▶ **PROBLEM**: Render every line of the rows below as a numbered list, skipping blank lines and leaving out the pictures.
--- begin DATA TO PROCESS ---
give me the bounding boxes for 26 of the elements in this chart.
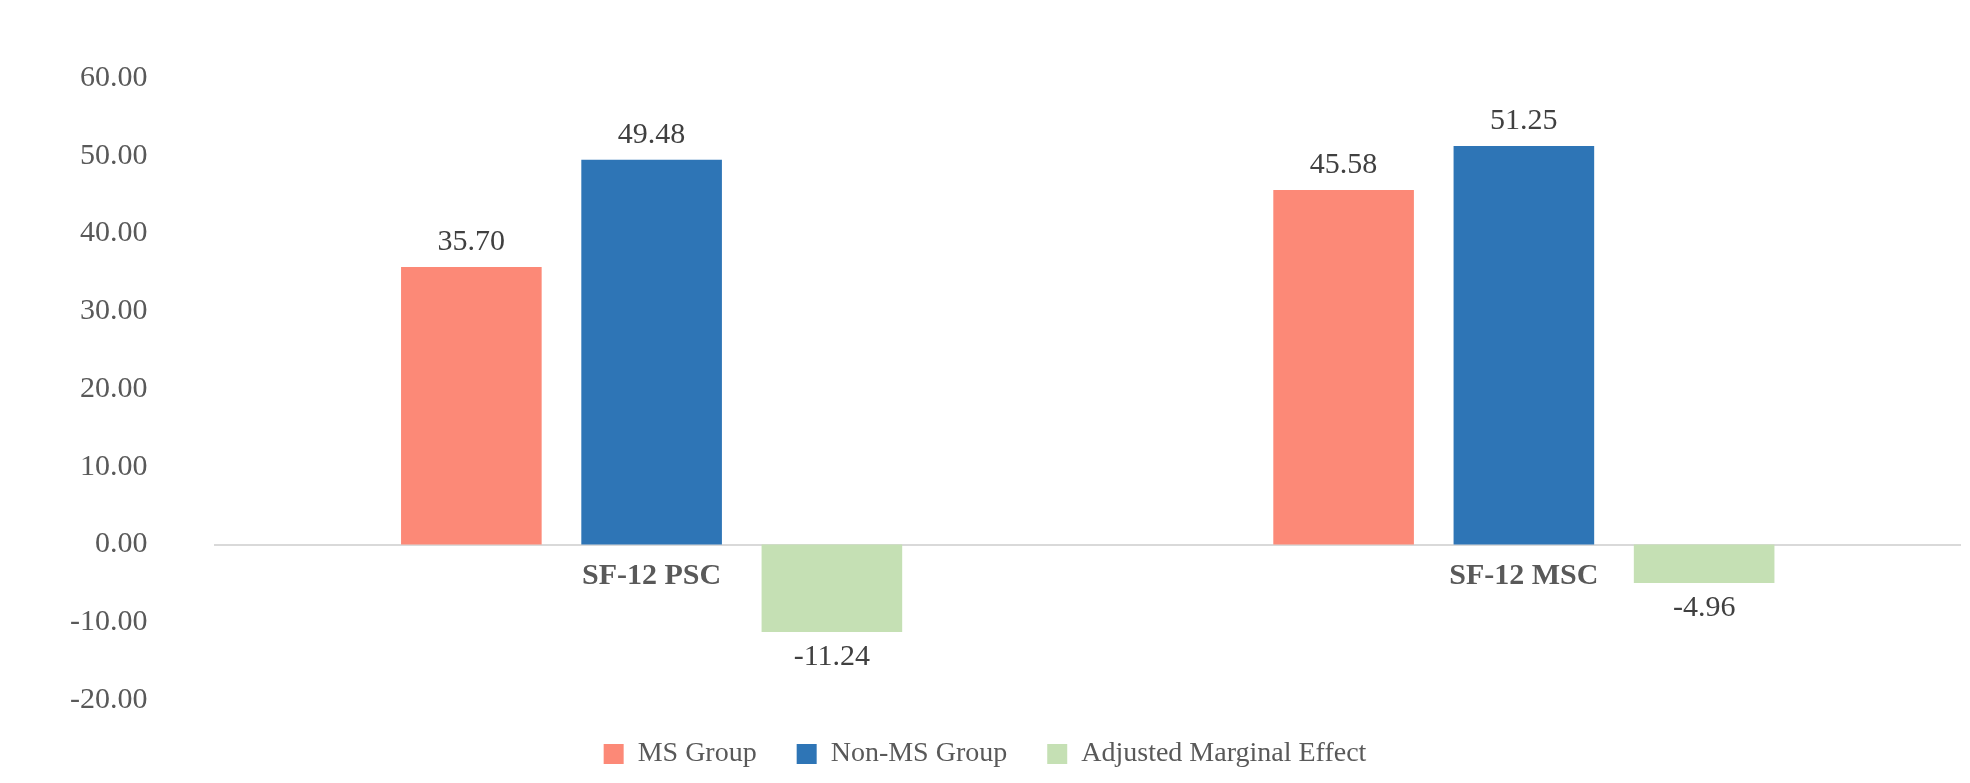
data-label: 51.25 bbox=[1490, 101, 1558, 135]
bar bbox=[761, 544, 903, 632]
bar bbox=[1453, 146, 1595, 545]
x-tick-label: SF-12 PSC bbox=[582, 557, 722, 591]
x-tick-label: SF-12 MSC bbox=[1449, 557, 1599, 591]
y-tick-label: 0.00 bbox=[94, 525, 148, 559]
bar bbox=[1633, 544, 1775, 584]
y-tick-label: -20.00 bbox=[69, 680, 148, 714]
data-label: -11.24 bbox=[793, 637, 871, 671]
bar bbox=[1273, 190, 1414, 545]
data-label: 49.48 bbox=[617, 115, 686, 149]
y-tick-label: 60.00 bbox=[79, 58, 148, 92]
y-tick-label: -10.00 bbox=[69, 603, 148, 637]
y-tick-label: 40.00 bbox=[79, 214, 148, 248]
data-label: 45.58 bbox=[1309, 145, 1378, 179]
data-label: -4.96 bbox=[1672, 588, 1736, 622]
legend-label: Non-MS Group bbox=[830, 736, 1008, 768]
data-label: 35.70 bbox=[437, 222, 506, 256]
y-tick-label: 20.00 bbox=[79, 369, 148, 403]
y-tick-label: 50.00 bbox=[79, 136, 148, 170]
y-tick-label: 30.00 bbox=[79, 292, 148, 326]
legend-label: MS Group bbox=[637, 736, 757, 768]
bar bbox=[581, 159, 722, 545]
legend-label: Adjusted Marginal Effect bbox=[1081, 736, 1367, 768]
y-tick-label: 10.00 bbox=[79, 447, 148, 481]
bar bbox=[401, 266, 542, 545]
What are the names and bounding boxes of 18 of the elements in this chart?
--- end DATA TO PROCESS ---
▶ **SOLUTION FOR THIS TASK**:
1. give me the bounding boxes for 26 of the elements in this chart.
2. data-label: 51.25 bbox=[1490, 101, 1558, 135]
3. bar bbox=[761, 544, 903, 632]
4. bar bbox=[1453, 146, 1595, 545]
5. x-tick-label: SF-12 PSC bbox=[582, 557, 722, 591]
6. x-tick-label: SF-12 MSC bbox=[1449, 557, 1599, 591]
7. y-tick-label: 0.00 bbox=[94, 525, 148, 559]
8. bar bbox=[1633, 544, 1775, 584]
9. y-tick-label: -20.00 bbox=[69, 680, 148, 714]
10. data-label: -11.24 bbox=[793, 637, 871, 671]
11. bar bbox=[1273, 190, 1414, 545]
12. data-label: 49.48 bbox=[617, 115, 686, 149]
13. y-tick-label: 60.00 bbox=[79, 58, 148, 92]
14. y-tick-label: -10.00 bbox=[69, 603, 148, 637]
15. y-tick-label: 40.00 bbox=[79, 214, 148, 248]
16. data-label: 45.58 bbox=[1309, 145, 1378, 179]
17. data-label: -4.96 bbox=[1672, 588, 1736, 622]
18. legend-label: Non-MS Group bbox=[830, 736, 1008, 768]
19. data-label: 35.70 bbox=[437, 222, 506, 256]
20. y-tick-label: 20.00 bbox=[79, 369, 148, 403]
21. y-tick-label: 50.00 bbox=[79, 136, 148, 170]
22. y-tick-label: 30.00 bbox=[79, 292, 148, 326]
23. legend-label: MS Group bbox=[637, 736, 757, 768]
24. bar bbox=[581, 159, 722, 545]
25. legend-label: Adjusted Marginal Effect bbox=[1081, 736, 1367, 768]
26. y-tick-label: 10.00 bbox=[79, 447, 148, 481]
27. bar bbox=[401, 266, 542, 545]
28. What are the names and bounding boxes of 18 of the elements in this chart?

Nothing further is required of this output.